__PROBLEM__. Below is a listing. Gather each line of it that contains "Setelan".

__THE RECORDS__.
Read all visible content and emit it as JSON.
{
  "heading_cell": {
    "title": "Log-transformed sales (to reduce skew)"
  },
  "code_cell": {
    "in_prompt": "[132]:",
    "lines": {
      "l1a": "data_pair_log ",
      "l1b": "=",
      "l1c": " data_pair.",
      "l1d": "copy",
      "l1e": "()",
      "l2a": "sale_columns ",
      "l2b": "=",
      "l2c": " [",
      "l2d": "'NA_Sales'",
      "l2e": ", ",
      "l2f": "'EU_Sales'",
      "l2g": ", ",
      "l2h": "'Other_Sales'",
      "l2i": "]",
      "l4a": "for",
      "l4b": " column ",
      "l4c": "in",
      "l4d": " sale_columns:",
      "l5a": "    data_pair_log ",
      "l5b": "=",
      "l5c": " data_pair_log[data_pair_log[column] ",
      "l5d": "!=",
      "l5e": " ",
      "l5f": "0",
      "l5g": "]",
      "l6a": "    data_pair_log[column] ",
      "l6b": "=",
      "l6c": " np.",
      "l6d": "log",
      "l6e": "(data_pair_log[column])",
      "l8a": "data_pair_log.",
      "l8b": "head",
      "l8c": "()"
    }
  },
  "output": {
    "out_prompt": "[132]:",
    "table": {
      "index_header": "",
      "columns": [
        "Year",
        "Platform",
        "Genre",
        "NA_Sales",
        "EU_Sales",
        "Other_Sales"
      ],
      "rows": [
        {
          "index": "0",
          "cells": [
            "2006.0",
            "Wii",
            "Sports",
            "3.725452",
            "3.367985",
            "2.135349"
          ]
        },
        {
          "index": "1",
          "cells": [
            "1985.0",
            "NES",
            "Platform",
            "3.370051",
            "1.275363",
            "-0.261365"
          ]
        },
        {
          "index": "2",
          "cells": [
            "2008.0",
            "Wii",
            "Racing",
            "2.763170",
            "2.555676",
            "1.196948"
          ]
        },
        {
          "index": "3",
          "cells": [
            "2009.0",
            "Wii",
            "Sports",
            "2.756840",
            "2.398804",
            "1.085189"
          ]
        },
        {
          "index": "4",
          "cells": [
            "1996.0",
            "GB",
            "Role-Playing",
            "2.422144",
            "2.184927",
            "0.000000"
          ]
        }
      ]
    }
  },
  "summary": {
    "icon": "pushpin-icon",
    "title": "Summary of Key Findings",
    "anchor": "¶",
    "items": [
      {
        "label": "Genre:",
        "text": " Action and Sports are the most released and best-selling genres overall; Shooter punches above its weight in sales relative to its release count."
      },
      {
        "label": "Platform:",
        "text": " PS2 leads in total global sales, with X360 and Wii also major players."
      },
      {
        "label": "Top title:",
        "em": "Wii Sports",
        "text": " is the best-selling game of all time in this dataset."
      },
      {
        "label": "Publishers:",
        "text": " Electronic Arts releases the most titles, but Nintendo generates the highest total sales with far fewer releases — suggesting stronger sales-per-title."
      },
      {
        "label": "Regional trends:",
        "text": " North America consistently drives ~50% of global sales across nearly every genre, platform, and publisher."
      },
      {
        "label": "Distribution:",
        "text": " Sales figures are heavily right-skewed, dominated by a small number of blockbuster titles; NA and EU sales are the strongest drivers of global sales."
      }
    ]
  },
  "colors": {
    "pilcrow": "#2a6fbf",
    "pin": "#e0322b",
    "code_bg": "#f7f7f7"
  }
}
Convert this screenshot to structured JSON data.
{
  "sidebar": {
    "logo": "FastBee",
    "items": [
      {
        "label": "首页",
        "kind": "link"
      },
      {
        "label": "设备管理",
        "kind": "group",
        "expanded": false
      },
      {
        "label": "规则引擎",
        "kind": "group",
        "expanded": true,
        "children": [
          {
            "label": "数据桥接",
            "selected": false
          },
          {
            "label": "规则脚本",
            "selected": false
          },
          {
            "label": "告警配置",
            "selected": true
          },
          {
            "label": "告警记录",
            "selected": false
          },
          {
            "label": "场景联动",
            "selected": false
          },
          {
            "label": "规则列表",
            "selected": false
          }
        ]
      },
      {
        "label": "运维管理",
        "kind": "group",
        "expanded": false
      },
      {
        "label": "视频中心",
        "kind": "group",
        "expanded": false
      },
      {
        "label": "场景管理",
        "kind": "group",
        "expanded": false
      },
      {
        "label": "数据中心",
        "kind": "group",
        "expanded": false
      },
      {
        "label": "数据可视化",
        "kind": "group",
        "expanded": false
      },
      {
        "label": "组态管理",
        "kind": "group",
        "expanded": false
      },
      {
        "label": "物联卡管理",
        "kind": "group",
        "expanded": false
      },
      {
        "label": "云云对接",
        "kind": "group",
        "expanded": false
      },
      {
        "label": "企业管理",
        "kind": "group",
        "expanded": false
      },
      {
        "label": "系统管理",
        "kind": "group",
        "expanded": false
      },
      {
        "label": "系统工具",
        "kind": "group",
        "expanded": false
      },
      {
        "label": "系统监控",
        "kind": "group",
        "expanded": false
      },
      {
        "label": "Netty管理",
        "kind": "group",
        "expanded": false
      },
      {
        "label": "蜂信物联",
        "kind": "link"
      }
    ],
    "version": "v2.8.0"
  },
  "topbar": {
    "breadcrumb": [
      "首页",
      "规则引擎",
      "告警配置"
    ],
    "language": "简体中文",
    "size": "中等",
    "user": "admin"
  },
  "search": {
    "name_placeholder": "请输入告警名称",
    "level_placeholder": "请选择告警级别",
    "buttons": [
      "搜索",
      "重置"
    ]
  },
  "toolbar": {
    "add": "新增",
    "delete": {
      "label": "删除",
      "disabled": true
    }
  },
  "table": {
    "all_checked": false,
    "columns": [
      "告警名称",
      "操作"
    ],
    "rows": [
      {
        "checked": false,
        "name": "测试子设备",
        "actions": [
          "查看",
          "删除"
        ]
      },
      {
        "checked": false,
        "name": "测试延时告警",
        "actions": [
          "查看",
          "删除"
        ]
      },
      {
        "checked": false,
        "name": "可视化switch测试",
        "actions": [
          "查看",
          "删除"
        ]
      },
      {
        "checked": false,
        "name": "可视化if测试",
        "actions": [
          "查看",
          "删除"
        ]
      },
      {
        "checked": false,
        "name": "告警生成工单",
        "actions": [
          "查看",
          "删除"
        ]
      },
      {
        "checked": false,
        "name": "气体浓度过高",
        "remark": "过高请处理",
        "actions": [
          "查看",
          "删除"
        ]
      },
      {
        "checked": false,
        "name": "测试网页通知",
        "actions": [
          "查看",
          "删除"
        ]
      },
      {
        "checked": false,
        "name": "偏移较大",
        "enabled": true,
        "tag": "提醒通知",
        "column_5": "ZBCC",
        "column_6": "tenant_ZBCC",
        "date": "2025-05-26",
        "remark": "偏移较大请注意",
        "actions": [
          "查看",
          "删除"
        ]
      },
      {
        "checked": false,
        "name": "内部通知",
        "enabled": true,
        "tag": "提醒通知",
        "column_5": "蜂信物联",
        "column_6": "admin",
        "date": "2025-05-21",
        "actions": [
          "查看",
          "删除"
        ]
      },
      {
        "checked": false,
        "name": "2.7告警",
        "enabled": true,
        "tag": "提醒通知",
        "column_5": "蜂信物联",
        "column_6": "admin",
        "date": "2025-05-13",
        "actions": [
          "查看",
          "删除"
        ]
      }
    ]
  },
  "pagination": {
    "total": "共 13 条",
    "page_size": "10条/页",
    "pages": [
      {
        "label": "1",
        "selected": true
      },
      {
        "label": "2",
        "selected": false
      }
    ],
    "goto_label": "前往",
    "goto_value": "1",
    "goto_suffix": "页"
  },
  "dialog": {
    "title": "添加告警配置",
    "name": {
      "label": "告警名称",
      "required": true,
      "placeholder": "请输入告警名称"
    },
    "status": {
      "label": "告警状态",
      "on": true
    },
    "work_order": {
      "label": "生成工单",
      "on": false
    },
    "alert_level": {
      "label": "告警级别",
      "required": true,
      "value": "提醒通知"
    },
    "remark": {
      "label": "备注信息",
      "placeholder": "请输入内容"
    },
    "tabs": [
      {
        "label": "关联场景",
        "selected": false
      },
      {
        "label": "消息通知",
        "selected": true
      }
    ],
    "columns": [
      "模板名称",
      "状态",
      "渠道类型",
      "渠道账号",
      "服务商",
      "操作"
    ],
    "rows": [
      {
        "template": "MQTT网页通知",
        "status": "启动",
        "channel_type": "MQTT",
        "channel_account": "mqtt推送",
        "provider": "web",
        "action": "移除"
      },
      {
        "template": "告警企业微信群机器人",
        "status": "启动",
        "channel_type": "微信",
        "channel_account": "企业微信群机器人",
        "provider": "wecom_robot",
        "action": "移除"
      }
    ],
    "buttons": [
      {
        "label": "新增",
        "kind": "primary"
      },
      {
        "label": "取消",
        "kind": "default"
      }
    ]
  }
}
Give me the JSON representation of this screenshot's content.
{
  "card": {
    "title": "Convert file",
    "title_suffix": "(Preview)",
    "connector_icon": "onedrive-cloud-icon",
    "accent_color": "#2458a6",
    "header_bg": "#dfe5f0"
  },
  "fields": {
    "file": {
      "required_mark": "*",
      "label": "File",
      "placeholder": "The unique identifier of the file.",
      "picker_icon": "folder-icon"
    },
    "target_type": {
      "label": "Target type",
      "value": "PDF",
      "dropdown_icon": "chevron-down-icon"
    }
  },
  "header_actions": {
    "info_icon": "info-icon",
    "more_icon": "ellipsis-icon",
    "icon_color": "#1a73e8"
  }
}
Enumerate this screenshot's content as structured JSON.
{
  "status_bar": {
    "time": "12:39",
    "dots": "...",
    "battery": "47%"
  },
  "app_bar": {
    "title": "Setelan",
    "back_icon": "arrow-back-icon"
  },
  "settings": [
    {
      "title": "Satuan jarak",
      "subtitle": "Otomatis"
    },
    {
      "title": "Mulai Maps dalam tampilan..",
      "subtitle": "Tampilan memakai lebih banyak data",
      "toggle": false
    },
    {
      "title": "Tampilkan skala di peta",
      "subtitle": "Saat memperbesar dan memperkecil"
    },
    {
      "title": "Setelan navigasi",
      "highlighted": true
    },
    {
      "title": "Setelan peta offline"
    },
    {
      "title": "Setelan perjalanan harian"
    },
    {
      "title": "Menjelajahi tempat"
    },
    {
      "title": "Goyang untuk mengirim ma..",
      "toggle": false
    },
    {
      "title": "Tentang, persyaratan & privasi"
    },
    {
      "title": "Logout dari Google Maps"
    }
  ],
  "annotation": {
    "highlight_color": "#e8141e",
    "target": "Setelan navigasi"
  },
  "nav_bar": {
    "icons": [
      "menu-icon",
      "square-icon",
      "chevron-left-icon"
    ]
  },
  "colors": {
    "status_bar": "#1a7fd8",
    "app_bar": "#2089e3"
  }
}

__ANSWER TO THIS PROBLEM__.
    "title": "Setelan",
      "title": "Setelan navigasi",
      "title": "Setelan peta offline"
      "title": "Setelan perjalanan harian"
    "target": "Setelan navigasi"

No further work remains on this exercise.